▶ 任务要求
[a] 请根据关于滑稽与相声的阅读材料,列出其中提到的《江鲍笑集》所收作品的全部篇名。
[b] 请从关于滑稽与相声的阅读材料最后一句之后接着往下写。

▶ 阅读材料
* * * * * * *

早期滑稽演员以王无能、江笑笑、刘春山最著名,传统曲目有《剃头》、《调查户口》等。抗日战争时期,上海沦陷后,一部分演员,如姚慕双等仍坚持在当地演出,并在广播电台播放中为听众所熟悉。另一部分演员,如杨华生等则转移到大西南后方去演出,抗战胜利后才返回上海。解放后,滑稽演员编演了很多新段子,受到听众的欢迎。《宁波音乐家》、《一曲三唱》、《戏曲杂唱》等,曾被北方相声演员移植表演。1956年在上海交流期间,侯宝林为了研究滑稽,曾从旧书店里找到一本1941年4月由上海笑笑出版社出版的《江鲍笑集》(江笑笑、鲍乐乐表演的滑稽选集),里面刊载对口滑稽《乾隆上山》、《胡涂先生》等33段,唱词《时事小书》、《上海勿要紧》等20段。唱词里侯最欣赏《倒乱四季》中的四句:“秋季桃花朵朵红,唐伯虎跨海去征东。胡大海要把秋香点,黄天霸酒醉桃花宫。”他说:“这和我说的‘四不靠’,‘虽然不是好买卖,一日夫妻百日恩’的定场诗,实有异曲同工之妙。”
谈“三人相声”
侯宝林
三人或三人以上演出的相声,过去只叫“仨人活”。“群口相声”、“多人相声”都是解放后出现的名称。从前有这样的说法:“一个人为说,二人为逗,仨人为凑,四人为哄,五个人就乱了。”

* * * * * * *

▶ 数据摘录
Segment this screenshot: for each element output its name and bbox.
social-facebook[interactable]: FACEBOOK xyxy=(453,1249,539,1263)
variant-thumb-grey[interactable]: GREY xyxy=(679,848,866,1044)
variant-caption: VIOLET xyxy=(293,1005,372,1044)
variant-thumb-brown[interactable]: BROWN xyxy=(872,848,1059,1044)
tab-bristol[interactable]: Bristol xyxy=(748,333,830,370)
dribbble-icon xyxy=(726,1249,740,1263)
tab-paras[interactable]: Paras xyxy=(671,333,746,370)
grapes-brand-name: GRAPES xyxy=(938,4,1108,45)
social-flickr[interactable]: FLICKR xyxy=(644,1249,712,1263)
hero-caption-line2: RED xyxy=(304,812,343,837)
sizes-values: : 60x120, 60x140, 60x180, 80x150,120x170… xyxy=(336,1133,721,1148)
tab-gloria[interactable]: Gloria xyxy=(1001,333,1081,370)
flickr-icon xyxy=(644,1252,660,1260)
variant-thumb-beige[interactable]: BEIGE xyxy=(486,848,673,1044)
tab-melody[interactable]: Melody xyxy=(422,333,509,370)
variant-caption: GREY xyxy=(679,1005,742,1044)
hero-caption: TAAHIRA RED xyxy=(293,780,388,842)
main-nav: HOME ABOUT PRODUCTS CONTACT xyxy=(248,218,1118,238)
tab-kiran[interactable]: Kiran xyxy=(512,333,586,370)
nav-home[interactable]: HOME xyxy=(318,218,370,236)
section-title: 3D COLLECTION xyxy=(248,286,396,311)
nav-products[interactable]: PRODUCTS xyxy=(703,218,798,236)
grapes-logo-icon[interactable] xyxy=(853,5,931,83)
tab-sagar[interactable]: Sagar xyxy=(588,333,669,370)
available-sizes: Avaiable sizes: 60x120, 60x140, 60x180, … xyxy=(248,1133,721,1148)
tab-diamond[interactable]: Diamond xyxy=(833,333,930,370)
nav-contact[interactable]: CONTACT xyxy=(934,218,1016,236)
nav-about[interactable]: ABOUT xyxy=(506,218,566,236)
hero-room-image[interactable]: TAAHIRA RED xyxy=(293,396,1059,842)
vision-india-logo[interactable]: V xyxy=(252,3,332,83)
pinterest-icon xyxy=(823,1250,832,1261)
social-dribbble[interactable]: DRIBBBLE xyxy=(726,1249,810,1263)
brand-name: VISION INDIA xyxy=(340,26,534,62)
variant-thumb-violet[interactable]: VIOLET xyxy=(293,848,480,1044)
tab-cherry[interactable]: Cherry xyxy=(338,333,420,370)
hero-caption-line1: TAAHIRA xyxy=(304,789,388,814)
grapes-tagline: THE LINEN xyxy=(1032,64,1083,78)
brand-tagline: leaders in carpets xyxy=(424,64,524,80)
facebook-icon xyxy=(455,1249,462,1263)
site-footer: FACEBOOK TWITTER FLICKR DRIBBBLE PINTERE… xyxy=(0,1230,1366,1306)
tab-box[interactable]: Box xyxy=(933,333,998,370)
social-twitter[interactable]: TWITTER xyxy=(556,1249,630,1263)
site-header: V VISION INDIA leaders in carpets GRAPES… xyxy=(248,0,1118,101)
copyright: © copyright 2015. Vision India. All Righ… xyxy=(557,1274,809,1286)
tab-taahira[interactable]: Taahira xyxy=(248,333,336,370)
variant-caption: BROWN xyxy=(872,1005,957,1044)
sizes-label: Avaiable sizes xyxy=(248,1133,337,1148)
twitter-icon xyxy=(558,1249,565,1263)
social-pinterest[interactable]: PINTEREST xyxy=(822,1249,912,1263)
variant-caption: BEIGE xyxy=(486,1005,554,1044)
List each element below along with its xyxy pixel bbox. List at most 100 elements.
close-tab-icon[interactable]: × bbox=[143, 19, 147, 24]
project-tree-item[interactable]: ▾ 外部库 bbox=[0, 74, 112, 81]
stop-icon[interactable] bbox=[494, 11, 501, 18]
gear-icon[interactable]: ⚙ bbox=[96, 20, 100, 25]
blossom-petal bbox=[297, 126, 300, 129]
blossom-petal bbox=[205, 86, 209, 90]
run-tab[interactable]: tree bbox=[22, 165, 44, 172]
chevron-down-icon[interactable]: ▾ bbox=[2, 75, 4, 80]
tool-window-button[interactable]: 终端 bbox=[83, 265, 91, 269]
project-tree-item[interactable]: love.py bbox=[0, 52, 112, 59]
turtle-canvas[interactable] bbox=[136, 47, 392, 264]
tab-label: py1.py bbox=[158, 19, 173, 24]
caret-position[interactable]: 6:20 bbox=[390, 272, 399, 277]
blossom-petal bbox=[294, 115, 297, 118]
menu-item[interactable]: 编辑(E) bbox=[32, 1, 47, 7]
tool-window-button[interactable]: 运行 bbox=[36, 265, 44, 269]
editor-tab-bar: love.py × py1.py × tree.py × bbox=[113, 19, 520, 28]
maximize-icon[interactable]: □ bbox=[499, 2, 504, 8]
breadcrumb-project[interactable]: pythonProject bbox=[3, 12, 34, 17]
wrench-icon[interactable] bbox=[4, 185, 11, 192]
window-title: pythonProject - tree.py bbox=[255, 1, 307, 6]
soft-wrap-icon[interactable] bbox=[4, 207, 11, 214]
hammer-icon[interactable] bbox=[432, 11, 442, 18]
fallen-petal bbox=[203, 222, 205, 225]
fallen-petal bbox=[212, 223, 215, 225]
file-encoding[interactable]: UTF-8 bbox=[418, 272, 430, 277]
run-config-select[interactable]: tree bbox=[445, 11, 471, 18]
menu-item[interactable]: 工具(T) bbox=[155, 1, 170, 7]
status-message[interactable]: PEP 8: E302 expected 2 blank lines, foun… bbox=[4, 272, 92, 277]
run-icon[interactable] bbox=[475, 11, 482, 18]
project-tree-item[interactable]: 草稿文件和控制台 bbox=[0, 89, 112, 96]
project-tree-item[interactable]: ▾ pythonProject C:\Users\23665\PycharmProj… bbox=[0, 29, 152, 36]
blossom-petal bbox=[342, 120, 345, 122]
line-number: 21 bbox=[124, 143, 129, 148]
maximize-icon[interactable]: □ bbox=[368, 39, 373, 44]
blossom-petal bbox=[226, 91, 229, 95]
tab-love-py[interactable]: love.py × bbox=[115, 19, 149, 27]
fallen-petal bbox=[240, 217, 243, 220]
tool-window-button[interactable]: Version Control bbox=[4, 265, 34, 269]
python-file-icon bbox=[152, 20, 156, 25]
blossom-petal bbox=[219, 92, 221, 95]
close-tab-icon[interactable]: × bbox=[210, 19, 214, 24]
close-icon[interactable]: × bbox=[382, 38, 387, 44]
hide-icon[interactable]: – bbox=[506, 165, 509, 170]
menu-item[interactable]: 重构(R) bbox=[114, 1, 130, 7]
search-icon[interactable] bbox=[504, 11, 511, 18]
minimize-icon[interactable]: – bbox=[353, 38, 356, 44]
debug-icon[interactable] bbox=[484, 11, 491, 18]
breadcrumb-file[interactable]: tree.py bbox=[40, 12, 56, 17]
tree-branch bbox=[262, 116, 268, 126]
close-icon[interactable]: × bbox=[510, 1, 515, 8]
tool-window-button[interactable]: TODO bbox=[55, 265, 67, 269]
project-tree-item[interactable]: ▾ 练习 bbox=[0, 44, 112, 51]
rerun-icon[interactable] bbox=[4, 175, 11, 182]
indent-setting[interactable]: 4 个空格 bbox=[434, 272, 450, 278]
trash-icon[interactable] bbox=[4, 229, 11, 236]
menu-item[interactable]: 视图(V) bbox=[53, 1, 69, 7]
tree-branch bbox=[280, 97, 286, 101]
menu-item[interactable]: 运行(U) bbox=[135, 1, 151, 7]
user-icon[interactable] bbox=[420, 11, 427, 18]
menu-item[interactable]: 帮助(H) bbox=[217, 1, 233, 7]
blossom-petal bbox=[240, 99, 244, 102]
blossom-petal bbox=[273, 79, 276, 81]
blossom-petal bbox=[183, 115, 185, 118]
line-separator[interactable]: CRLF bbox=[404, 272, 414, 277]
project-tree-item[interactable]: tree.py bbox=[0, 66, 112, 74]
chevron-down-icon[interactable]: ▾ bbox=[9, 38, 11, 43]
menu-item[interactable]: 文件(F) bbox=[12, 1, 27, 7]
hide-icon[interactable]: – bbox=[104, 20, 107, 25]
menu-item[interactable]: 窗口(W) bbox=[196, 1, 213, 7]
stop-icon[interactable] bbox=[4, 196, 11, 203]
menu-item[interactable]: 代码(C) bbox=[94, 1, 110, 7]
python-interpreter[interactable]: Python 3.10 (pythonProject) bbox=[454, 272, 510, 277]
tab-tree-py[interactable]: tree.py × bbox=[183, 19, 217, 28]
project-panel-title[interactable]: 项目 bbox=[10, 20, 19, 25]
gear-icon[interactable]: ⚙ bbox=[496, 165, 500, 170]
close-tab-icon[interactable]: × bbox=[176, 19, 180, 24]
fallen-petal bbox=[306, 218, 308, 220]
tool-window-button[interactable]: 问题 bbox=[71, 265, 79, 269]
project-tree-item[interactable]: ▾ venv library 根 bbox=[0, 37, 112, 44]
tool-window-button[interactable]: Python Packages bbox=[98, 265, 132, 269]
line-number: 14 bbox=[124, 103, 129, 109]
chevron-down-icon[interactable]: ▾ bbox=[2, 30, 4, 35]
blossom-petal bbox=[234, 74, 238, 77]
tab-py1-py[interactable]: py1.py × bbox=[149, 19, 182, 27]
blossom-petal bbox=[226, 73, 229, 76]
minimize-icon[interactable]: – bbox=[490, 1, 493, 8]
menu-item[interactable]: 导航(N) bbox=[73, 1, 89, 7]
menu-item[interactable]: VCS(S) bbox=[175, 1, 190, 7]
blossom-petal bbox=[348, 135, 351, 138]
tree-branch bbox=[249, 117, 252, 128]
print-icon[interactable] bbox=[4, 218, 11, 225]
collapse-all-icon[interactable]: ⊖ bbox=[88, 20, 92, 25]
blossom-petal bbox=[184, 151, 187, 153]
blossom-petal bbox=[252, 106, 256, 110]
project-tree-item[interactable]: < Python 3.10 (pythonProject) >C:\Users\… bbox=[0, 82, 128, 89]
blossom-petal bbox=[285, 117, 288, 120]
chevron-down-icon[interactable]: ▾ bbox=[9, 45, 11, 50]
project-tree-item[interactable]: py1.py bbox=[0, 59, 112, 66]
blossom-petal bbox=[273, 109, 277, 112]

* * * * * * *

▶ 逐题解答
[a] 《乾隆上山》、《胡涂先生》、《时事小书》、《上海勿要紧》、《倒乱四季》

[b]
三人相声分为两种:
一种是文字语言游戏性质的,如《切糕架子》、《八大吉祥》、《吕林炎圭朋出二(音:别)》、《江河湖海洞涧洲池》、《一物一像一升一降》、《四字联音》、《金刚腿》、《抢三本》、《垛字儿》、《三字同头(旁)》等。这类段子虽然没有什么高深学问,可是对于没有文化的穷苦艺人来说,也是一大难关。因为三人相声并不是每天都说的,一般来说见的机会不多,学的条件差。这类相声要求演员不但要识字,而且要通晓所说的那些字,这样说起来才有味道。这个困难是可以想见的。这类段子,由三个人说恰到好处,所以老艺人说:“四人为哄,五人就乱了。”
另一种是有故事性的,如《扒马褂》、《训徒》、《四辈儿》、《武训徒》。这类段子像是小喜剧,三个演员实际上是各演一个角色。
按照传统的说法,表演三人相声的演员按逗(甲)、捧(乙)、泥(丙)分工。
在这里,我想大胆提出一个问题来和大家讨论:这个传统的说法是否科学?
二十多年前,我也是按照传统的说法讲的。那时,我写了一些文章,几次提到三人相声中的“腻缝儿”。曲协油印出来作为内部稿发往全国供讨论用。这是有关相声艺术的第一批比较有条理的分析文字,也是我头一次涉足理论工作的收获。后来,我那些算不上什么理论的毛坯(应该叫“相声的一般常识”),却成了不少人讲课和写文章的参考书,“腻缝儿”一词也就泛滥开了。
现在看来,传统的说法,当年我的写法,是不对的,应该更正。
首先,“腻”字就不对。“腻”只有油腻、厌烦、细腻等义,涂抹缝隙的意思应该写做“泥”,北京话里就有“泥()子”一词,就是涂抹缝隙的泥状物。这个“腻”字应该改为“泥”字。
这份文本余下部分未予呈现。